Exercise aim: Quote the whole listing word for word, please.

[Dataset records]
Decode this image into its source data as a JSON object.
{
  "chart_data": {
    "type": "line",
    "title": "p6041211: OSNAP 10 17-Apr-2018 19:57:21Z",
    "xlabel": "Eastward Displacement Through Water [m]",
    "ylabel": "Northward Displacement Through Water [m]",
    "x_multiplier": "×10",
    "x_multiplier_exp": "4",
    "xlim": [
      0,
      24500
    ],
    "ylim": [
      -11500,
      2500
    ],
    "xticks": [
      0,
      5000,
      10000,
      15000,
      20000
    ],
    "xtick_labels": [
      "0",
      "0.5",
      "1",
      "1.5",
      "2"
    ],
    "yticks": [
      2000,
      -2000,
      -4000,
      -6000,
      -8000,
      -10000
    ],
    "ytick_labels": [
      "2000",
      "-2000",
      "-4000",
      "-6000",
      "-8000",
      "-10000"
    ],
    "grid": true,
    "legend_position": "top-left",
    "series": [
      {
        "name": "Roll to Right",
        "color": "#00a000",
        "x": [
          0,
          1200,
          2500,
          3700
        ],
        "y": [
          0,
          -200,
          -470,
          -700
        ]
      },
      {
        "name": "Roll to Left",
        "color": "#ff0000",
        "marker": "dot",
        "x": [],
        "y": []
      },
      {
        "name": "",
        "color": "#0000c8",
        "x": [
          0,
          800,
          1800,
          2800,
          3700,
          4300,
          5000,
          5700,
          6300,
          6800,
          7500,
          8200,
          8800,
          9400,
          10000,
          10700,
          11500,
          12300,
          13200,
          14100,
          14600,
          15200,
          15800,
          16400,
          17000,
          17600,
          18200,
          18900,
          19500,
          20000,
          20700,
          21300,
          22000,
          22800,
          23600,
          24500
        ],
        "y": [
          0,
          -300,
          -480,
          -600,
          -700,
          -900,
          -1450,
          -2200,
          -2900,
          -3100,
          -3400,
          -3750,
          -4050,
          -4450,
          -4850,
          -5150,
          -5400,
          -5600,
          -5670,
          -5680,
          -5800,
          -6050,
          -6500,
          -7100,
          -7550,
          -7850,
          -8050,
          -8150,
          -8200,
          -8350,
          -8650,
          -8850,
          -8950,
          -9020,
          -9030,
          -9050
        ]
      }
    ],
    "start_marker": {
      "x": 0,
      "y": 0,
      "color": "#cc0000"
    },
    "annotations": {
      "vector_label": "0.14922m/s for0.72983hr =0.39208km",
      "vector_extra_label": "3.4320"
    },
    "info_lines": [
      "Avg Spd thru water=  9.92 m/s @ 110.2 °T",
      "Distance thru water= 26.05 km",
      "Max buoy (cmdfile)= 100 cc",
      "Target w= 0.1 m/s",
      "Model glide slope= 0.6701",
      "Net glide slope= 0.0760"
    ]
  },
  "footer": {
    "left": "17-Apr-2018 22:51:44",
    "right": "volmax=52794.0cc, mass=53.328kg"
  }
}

Problem solution:
Decode this image into its source data as a JSON object.
{
  "chart_data": {
    "type": "line",
    "title": "p6041211: OSNAP 10 17-Apr-2018 19:57:21Z",
    "xlabel": "Eastward Displacement Through Water [m]",
    "ylabel": "Northward Displacement Through Water [m]",
    "x_multiplier": "×10",
    "x_multiplier_exp": "4",
    "xlim": [
      0,
      24500
    ],
    "ylim": [
      -11500,
      2500
    ],
    "xticks": [
      0,
      5000,
      10000,
      15000,
      20000
    ],
    "xtick_labels": [
      "0",
      "0.5",
      "1",
      "1.5",
      "2"
    ],
    "yticks": [
      2000,
      -2000,
      -4000,
      -6000,
      -8000,
      -10000
    ],
    "ytick_labels": [
      "2000",
      "-2000",
      "-4000",
      "-6000",
      "-8000",
      "-10000"
    ],
    "grid": true,
    "legend_position": "top-left",
    "series": [
      {
        "name": "Roll to Right",
        "color": "#00a000",
        "x": [
          0,
          1200,
          2500,
          3700
        ],
        "y": [
          0,
          -200,
          -470,
          -700
        ]
      },
      {
        "name": "Roll to Left",
        "color": "#ff0000",
        "marker": "dot",
        "x": [],
        "y": []
      },
      {
        "name": "",
        "color": "#0000c8",
        "x": [
          0,
          800,
          1800,
          2800,
          3700,
          4300,
          5000,
          5700,
          6300,
          6800,
          7500,
          8200,
          8800,
          9400,
          10000,
          10700,
          11500,
          12300,
          13200,
          14100,
          14600,
          15200,
          15800,
          16400,
          17000,
          17600,
          18200,
          18900,
          19500,
          20000,
          20700,
          21300,
          22000,
          22800,
          23600,
          24500
        ],
        "y": [
          0,
          -300,
          -480,
          -600,
          -700,
          -900,
          -1450,
          -2200,
          -2900,
          -3100,
          -3400,
          -3750,
          -4050,
          -4450,
          -4850,
          -5150,
          -5400,
          -5600,
          -5670,
          -5680,
          -5800,
          -6050,
          -6500,
          -7100,
          -7550,
          -7850,
          -8050,
          -8150,
          -8200,
          -8350,
          -8650,
          -8850,
          -8950,
          -9020,
          -9030,
          -9050
        ]
      }
    ],
    "start_marker": {
      "x": 0,
      "y": 0,
      "color": "#cc0000"
    },
    "annotations": {
      "vector_label": "0.14922m/s for0.72983hr =0.39208km",
      "vector_extra_label": "3.4320"
    },
    "info_lines": [
      "Avg Spd thru water=  9.92 m/s @ 110.2 °T",
      "Distance thru water= 26.05 km",
      "Max buoy (cmdfile)= 100 cc",
      "Target w= 0.1 m/s",
      "Model glide slope= 0.6701",
      "Net glide slope= 0.0760"
    ]
  },
  "footer": {
    "left": "17-Apr-2018 22:51:44",
    "right": "volmax=52794.0cc, mass=53.328kg"
  }
}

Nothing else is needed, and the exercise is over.